PROVIDED DATA ::
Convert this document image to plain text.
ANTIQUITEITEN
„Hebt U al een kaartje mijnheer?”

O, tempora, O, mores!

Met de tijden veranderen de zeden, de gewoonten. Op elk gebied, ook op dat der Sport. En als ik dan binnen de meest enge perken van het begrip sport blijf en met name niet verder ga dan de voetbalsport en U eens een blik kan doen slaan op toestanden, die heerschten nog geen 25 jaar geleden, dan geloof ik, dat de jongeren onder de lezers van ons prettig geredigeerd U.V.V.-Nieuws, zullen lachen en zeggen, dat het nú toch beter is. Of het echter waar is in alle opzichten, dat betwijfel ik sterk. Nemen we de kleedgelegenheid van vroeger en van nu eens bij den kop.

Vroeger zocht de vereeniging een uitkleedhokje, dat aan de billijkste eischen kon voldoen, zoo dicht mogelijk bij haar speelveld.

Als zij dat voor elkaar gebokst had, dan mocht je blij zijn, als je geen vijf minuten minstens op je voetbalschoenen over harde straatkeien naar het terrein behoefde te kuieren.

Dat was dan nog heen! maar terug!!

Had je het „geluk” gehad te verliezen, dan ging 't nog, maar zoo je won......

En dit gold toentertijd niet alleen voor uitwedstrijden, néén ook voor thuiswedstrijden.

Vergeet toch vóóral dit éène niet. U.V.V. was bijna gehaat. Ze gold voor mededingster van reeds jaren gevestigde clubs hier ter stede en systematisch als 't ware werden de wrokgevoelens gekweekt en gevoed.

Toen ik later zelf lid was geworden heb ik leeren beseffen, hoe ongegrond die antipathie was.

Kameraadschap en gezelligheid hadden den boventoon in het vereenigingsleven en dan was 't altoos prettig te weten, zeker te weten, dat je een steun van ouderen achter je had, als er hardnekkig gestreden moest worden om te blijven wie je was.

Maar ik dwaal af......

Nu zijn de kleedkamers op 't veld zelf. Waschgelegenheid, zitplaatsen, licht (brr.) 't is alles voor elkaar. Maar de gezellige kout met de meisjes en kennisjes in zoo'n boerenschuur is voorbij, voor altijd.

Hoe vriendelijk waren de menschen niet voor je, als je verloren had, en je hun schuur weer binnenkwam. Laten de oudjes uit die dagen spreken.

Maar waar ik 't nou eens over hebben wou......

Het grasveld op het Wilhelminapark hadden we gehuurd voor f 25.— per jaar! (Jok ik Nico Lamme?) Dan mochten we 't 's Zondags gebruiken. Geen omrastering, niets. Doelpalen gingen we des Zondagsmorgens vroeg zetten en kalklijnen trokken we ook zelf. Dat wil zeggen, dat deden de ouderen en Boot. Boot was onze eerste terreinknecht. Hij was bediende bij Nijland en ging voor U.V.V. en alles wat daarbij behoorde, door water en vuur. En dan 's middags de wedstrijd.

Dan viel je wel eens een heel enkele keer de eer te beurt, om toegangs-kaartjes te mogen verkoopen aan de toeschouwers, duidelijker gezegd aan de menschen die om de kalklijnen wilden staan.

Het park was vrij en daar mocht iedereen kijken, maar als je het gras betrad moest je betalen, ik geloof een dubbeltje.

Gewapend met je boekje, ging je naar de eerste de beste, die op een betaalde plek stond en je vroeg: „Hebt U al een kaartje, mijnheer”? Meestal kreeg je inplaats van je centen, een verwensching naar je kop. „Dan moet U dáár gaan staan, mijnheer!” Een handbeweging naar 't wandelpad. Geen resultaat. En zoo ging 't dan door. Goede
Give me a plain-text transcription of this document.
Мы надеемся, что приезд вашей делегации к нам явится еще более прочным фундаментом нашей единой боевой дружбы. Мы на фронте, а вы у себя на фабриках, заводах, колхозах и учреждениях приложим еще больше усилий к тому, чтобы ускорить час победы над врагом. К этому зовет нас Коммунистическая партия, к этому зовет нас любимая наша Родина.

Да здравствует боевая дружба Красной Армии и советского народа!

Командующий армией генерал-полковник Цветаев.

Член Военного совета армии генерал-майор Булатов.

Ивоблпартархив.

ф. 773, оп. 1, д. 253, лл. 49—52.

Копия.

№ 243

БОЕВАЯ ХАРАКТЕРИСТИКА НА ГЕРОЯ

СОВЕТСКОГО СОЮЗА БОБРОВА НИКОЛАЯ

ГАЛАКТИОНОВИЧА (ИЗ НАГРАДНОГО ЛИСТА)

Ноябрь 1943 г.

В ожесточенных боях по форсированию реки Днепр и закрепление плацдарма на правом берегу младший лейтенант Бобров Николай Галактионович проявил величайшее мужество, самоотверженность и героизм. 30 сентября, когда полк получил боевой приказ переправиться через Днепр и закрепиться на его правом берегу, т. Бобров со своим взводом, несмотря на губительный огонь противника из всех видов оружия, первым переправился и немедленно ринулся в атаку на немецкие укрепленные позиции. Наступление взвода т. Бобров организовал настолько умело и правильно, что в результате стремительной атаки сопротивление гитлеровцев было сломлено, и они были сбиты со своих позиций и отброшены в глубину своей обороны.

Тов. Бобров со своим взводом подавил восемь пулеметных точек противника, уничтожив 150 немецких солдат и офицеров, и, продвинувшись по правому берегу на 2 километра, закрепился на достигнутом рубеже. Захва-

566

YOUR TASK ::
Give the entries again in full, exactly as they are written.

EXERCISE ANSWER ::
Convert this document image to plain text.
ANTIQUITEITEN
„Hebt U al een kaartje mijnheer?”

O, tempora, O, mores!

Met de tijden veranderen de zeden, de gewoonten. Op elk gebied, ook op dat der Sport. En als ik dan binnen de meest enge perken van het begrip sport blijf en met name niet verder ga dan de voetbalsport en U eens een blik kan doen slaan op toestanden, die heerschten nog geen 25 jaar geleden, dan geloof ik, dat de jongeren onder de lezers van ons prettig geredigeerd U.V.V.-Nieuws, zullen lachen en zeggen, dat het nú toch beter is. Of het echter waar is in alle opzichten, dat betwijfel ik sterk. Nemen we de kleedgelegenheid van vroeger en van nu eens bij den kop.

Vroeger zocht de vereeniging een uitkleedhokje, dat aan de billijkste eischen kon voldoen, zoo dicht mogelijk bij haar speelveld.

Als zij dat voor elkaar gebokst had, dan mocht je blij zijn, als je geen vijf minuten minstens op je voetbalschoenen over harde straatkeien naar het terrein behoefde te kuieren.

Dat was dan nog heen! maar terug!!

Had je het „geluk” gehad te verliezen, dan ging 't nog, maar zoo je won......

En dit gold toentertijd niet alleen voor uitwedstrijden, néén ook voor thuiswedstrijden.

Vergeet toch vóóral dit éène niet. U.V.V. was bijna gehaat. Ze gold voor mededingster van reeds jaren gevestigde clubs hier ter stede en systematisch als 't ware werden de wrokgevoelens gekweekt en gevoed.

Toen ik later zelf lid was geworden heb ik leeren beseffen, hoe ongegrond die antipathie was.

Kameraadschap en gezelligheid hadden den boventoon in het vereenigingsleven en dan was 't altoos prettig te weten, zeker te weten, dat je een steun van ouderen achter je had, als er hardnekkig gestreden moest worden om te blijven wie je was.

Maar ik dwaal af......

Nu zijn de kleedkamers op 't veld zelf. Waschgelegenheid, zitplaatsen, licht (brr.) 't is alles voor elkaar. Maar de gezellige kout met de meisjes en kennisjes in zoo'n boerenschuur is voorbij, voor altijd.

Hoe vriendelijk waren de menschen niet voor je, als je verloren had, en je hun schuur weer binnenkwam. Laten de oudjes uit die dagen spreken.

Maar waar ik 't nou eens over hebben wou......

Het grasveld op het Wilhelminapark hadden we gehuurd voor f 25.— per jaar! (Jok ik Nico Lamme?) Dan mochten we 't 's Zondags gebruiken. Geen omrastering, niets. Doelpalen gingen we des Zondagsmorgens vroeg zetten en kalklijnen trokken we ook zelf. Dat wil zeggen, dat deden de ouderen en Boot. Boot was onze eerste terreinknecht. Hij was bediende bij Nijland en ging voor U.V.V. en alles wat daarbij behoorde, door water en vuur. En dan 's middags de wedstrijd.

Dan viel je wel eens een heel enkele keer de eer te beurt, om toegangs-kaartjes te mogen verkoopen aan de toeschouwers, duidelijker gezegd aan de menschen die om de kalklijnen wilden staan.

Het park was vrij en daar mocht iedereen kijken, maar als je het gras betrad moest je betalen, ik geloof een dubbeltje.

Gewapend met je boekje, ging je naar de eerste de beste, die op een betaalde plek stond en je vroeg: „Hebt U al een kaartje, mijnheer”? Meestal kreeg je inplaats van je centen, een verwensching naar je kop. „Dan moet U dáár gaan staan, mijnheer!” Een handbeweging naar 't wandelpad. Geen resultaat. En zoo ging 't dan door. Goede
Give me a plain-text transcription of this document.
Мы надеемся, что приезд вашей делегации к нам явится еще более прочным фундаментом нашей единой боевой дружбы. Мы на фронте, а вы у себя на фабриках, заводах, колхозах и учреждениях приложим еще больше усилий к тому, чтобы ускорить час победы над врагом. К этому зовет нас Коммунистическая партия, к этому зовет нас любимая наша Родина.

Да здравствует боевая дружба Красной Армии и советского народа!

Командующий армией генерал-полковник Цветаев.

Член Военного совета армии генерал-майор Булатов.

Ивоблпартархив.

ф. 773, оп. 1, д. 253, лл. 49—52.

Копия.

№ 243

БОЕВАЯ ХАРАКТЕРИСТИКА НА ГЕРОЯ

СОВЕТСКОГО СОЮЗА БОБРОВА НИКОЛАЯ

ГАЛАКТИОНОВИЧА (ИЗ НАГРАДНОГО ЛИСТА)

Ноябрь 1943 г.

В ожесточенных боях по форсированию реки Днепр и закрепление плацдарма на правом берегу младший лейтенант Бобров Николай Галактионович проявил величайшее мужество, самоотверженность и героизм. 30 сентября, когда полк получил боевой приказ переправиться через Днепр и закрепиться на его правом берегу, т. Бобров со своим взводом, несмотря на губительный огонь противника из всех видов оружия, первым переправился и немедленно ринулся в атаку на немецкие укрепленные позиции. Наступление взвода т. Бобров организовал настолько умело и правильно, что в результате стремительной атаки сопротивление гитлеровцев было сломлено, и они были сбиты со своих позиций и отброшены в глубину своей обороны.

Тов. Бобров со своим взводом подавил восемь пулеметных точек противника, уничтожив 150 немецких солдат и офицеров, и, продвинувшись по правому берегу на 2 километра, закрепился на достигнутом рубеже. Захва-

566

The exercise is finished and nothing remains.